Dataset records
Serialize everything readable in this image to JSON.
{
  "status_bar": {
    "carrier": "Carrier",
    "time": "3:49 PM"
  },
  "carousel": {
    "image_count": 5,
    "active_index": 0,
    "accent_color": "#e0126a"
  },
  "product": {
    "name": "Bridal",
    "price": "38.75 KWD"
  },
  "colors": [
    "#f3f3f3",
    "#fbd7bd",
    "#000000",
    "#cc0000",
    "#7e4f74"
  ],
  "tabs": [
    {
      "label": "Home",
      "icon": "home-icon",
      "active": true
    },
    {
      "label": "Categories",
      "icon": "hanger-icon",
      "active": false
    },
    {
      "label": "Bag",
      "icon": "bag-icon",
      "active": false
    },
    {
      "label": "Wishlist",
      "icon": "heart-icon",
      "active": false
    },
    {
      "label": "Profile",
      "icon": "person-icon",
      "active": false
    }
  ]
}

§ **The problem**
Repeat the entries shown above, every one, word for word.

§ **Answer to this task**
Serialize everything readable in this image to JSON.
{
  "status_bar": {
    "carrier": "Carrier",
    "time": "3:49 PM"
  },
  "carousel": {
    "image_count": 5,
    "active_index": 0,
    "accent_color": "#e0126a"
  },
  "product": {
    "name": "Bridal",
    "price": "38.75 KWD"
  },
  "colors": [
    "#f3f3f3",
    "#fbd7bd",
    "#000000",
    "#cc0000",
    "#7e4f74"
  ],
  "tabs": [
    {
      "label": "Home",
      "icon": "home-icon",
      "active": true
    },
    {
      "label": "Categories",
      "icon": "hanger-icon",
      "active": false
    },
    {
      "label": "Bag",
      "icon": "bag-icon",
      "active": false
    },
    {
      "label": "Wishlist",
      "icon": "heart-icon",
      "active": false
    },
    {
      "label": "Profile",
      "icon": "person-icon",
      "active": false
    }
  ]
}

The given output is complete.